PROBLEMS TO SOLVE:
1 > From the knowledge map page, return the passage starting at "KNOWLEDGE MAP Back" and ending at "free trade agreements.", copied word for word.
2 > List every year mentioned on the knowledge map page, in the order they appear.

KNOWLEDGE MAP Back to overview

An overview of insights on the (un)sustainability of the international food system.

Food & Sustainability

What obstacles are there within legislation and policies?

Barriers in legislation and policy concentrate on competition laws and free trade agreements.

Competition laws

Competition law forbids price fixing as part of cooperation between companies, as it may disadvantage consumer and unfairly exclude other companies. But because such agreements can also deliver a societal benefit (such as sustainability), they have been partially allowed since 2013, provided that consumer benefits are big enough. In January 2015 the Authority for Consumers and Markets (ACM) denied the purchasing agreements enshrined in the ‘Kip van Morgen’ negotiations, because they would have unfairly limited competition. Their argument was that while consumers are willing to pay for increased animal welfare and environmental measures, the proposed improvements were not large enough to justify the higher consumer price and production costs for the producer. However, in December 2016, the ACM announced that it will not to intervene in widely supported sustainability agreements that all involved parties are positive about.

WRR (2014), p. 124-125.

The ACM ruling.

DATASET:
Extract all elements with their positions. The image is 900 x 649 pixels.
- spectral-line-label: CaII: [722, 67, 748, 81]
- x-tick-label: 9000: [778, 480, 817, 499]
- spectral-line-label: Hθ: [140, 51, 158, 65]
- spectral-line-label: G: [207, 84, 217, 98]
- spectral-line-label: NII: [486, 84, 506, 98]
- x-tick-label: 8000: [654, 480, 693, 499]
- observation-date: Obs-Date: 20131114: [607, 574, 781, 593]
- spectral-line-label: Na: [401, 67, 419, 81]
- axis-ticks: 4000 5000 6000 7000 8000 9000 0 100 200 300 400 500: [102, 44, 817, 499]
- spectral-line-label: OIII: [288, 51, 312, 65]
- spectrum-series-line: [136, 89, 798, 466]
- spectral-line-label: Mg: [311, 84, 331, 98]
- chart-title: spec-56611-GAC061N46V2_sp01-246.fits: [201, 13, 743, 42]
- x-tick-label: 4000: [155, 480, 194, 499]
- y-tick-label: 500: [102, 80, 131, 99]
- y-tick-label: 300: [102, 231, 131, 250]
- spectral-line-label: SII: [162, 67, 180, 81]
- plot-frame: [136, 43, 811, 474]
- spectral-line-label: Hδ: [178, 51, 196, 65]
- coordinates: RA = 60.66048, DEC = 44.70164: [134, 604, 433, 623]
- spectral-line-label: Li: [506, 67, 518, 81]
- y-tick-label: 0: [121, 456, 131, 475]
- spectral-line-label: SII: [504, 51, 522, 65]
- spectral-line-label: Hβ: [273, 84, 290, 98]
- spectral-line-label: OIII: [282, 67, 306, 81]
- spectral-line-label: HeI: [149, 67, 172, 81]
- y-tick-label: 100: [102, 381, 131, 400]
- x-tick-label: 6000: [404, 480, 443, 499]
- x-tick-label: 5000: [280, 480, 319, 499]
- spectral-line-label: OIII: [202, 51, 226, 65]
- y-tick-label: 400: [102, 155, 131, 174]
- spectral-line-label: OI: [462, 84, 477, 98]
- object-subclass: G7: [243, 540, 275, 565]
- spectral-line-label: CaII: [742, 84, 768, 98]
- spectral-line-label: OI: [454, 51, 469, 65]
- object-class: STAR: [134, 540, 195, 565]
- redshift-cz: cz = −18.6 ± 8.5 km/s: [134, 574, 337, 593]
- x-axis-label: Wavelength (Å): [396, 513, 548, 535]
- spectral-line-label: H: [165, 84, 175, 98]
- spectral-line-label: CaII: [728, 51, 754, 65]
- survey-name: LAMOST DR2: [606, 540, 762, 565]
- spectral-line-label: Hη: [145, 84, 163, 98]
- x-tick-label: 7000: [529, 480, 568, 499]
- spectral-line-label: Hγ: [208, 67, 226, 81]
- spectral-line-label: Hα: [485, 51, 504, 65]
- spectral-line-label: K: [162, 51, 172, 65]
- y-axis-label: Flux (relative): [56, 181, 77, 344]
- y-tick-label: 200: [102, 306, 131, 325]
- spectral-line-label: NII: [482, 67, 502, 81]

ANSWER LIST:
1 >
KNOWLEDGE MAP Back to overview

An overview of insights on the (un)sustainability of the international food system.

Food & Sustainability

What obstacles are there within legislation and policies?

Barriers in legislation and policy concentrate on competition laws and free trade agreements.

2 > 2013, 2015, 2016, 2014